** START OF Records supplied **
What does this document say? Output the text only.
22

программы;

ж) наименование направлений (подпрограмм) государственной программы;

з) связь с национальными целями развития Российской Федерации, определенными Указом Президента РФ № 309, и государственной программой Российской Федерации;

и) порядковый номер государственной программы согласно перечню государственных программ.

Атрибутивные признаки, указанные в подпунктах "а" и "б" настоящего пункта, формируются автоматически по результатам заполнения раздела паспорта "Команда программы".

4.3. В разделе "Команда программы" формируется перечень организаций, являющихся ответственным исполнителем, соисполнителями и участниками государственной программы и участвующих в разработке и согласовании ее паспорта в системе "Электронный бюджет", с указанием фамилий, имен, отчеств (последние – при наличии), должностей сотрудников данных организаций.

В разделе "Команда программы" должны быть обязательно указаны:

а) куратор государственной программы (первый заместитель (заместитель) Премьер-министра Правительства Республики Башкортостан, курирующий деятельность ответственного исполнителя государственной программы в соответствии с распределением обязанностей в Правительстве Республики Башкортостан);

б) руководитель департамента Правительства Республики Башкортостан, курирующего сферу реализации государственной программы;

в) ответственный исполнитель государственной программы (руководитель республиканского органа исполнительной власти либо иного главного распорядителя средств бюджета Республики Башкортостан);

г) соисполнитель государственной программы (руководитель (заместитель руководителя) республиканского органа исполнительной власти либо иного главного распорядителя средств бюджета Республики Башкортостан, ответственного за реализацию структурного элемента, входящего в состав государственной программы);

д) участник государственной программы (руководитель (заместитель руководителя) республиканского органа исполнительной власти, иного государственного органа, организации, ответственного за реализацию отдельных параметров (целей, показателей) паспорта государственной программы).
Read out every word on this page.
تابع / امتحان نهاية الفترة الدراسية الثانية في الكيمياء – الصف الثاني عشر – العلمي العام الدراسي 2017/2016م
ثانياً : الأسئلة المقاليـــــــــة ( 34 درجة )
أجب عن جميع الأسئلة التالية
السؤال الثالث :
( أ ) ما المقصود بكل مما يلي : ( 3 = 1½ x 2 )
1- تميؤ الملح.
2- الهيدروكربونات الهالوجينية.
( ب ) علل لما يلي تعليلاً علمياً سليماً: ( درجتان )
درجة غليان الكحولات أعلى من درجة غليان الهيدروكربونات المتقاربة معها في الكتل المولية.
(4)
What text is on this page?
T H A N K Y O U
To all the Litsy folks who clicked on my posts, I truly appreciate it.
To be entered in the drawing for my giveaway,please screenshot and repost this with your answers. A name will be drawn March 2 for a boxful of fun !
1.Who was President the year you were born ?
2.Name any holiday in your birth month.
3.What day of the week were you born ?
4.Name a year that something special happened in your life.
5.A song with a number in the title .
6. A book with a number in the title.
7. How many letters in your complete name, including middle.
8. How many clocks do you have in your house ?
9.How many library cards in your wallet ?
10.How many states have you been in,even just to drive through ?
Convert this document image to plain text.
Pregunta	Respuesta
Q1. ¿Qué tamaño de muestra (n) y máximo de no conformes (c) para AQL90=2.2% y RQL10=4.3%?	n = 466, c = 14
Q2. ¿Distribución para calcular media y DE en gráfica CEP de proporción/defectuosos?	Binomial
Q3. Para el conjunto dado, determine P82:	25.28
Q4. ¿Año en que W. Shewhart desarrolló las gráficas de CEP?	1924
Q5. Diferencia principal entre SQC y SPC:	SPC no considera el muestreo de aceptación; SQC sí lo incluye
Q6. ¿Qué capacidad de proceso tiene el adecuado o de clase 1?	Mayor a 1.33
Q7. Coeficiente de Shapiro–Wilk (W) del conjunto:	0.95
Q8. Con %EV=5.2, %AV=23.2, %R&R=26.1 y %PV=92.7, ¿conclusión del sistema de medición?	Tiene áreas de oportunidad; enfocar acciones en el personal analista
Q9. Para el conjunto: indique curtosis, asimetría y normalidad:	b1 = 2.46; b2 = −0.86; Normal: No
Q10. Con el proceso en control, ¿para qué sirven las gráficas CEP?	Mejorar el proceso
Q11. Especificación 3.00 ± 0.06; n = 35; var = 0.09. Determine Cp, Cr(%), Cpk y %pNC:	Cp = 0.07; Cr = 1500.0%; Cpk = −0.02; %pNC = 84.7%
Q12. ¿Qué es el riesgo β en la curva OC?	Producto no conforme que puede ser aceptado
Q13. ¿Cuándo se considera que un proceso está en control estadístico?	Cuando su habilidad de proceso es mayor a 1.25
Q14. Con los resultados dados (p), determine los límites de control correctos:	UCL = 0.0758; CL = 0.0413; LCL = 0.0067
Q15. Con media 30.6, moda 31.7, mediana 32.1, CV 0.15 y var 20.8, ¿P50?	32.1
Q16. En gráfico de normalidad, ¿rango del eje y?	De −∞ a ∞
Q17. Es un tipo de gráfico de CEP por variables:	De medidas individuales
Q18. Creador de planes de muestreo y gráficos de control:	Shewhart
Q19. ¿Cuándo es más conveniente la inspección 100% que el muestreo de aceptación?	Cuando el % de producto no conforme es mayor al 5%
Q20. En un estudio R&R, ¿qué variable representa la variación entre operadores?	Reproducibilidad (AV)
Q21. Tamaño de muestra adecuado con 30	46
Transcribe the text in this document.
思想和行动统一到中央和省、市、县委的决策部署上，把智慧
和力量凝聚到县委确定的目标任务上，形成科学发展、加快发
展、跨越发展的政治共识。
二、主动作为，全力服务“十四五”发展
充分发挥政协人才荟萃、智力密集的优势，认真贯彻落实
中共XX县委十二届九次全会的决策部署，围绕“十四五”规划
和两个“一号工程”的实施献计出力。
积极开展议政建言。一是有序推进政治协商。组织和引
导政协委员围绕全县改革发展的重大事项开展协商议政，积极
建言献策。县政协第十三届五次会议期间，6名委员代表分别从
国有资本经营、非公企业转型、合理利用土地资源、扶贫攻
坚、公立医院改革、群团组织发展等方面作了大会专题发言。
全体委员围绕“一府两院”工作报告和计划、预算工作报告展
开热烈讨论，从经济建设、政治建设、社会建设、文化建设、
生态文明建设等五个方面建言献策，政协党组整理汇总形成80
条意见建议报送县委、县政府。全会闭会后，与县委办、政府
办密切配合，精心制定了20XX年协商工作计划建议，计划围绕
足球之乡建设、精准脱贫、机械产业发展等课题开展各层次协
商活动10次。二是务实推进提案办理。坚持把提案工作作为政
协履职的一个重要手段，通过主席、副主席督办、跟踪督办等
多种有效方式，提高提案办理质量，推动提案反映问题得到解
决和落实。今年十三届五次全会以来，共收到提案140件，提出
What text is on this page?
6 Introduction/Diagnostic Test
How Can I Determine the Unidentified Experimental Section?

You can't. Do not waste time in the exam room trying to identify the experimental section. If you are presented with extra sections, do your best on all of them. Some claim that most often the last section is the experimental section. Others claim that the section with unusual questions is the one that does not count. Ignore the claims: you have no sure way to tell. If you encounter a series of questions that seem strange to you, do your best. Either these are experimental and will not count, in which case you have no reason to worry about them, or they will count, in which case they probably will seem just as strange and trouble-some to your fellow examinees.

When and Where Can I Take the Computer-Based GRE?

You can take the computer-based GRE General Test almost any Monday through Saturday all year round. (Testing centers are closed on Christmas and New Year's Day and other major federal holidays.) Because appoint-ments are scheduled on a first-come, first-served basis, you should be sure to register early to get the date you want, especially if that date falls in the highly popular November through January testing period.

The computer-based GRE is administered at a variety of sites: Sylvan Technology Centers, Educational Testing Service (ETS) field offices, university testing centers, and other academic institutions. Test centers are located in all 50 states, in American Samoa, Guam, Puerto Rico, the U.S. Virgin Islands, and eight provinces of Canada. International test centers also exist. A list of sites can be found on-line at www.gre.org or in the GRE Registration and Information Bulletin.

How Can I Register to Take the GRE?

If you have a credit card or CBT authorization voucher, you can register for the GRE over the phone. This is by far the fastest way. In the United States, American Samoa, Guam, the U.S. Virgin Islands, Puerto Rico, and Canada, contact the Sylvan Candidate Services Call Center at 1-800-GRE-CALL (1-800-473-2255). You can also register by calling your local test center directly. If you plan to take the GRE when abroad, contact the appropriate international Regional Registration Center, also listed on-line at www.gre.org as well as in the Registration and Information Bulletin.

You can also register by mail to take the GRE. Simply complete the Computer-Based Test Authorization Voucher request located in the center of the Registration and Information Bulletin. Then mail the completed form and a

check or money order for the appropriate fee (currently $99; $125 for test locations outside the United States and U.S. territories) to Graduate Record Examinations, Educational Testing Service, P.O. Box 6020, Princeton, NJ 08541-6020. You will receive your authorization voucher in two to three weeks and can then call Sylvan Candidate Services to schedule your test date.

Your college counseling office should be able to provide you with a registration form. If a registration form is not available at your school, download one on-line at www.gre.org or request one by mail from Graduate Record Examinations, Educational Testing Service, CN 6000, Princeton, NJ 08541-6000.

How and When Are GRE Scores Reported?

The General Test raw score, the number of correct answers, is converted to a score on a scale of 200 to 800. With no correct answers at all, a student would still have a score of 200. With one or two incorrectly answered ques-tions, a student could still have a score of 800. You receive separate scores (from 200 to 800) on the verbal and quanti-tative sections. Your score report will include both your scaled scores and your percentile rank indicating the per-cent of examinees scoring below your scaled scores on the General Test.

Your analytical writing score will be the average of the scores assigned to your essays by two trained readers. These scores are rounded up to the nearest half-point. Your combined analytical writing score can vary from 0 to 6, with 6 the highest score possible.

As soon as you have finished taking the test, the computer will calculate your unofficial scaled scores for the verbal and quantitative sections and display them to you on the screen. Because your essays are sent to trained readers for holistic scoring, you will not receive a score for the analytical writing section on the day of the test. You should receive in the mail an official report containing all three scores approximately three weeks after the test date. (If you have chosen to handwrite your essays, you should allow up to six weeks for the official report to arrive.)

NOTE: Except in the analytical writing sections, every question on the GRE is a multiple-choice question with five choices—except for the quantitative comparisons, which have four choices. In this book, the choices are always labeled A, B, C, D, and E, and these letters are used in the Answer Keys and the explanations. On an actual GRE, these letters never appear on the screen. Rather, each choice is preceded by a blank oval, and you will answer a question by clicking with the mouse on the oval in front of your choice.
** END OF Records supplied **
Required work
Check each line of the records for the string "الأسئلة" and state how many lines contain it. Give only the number.

Completed task
2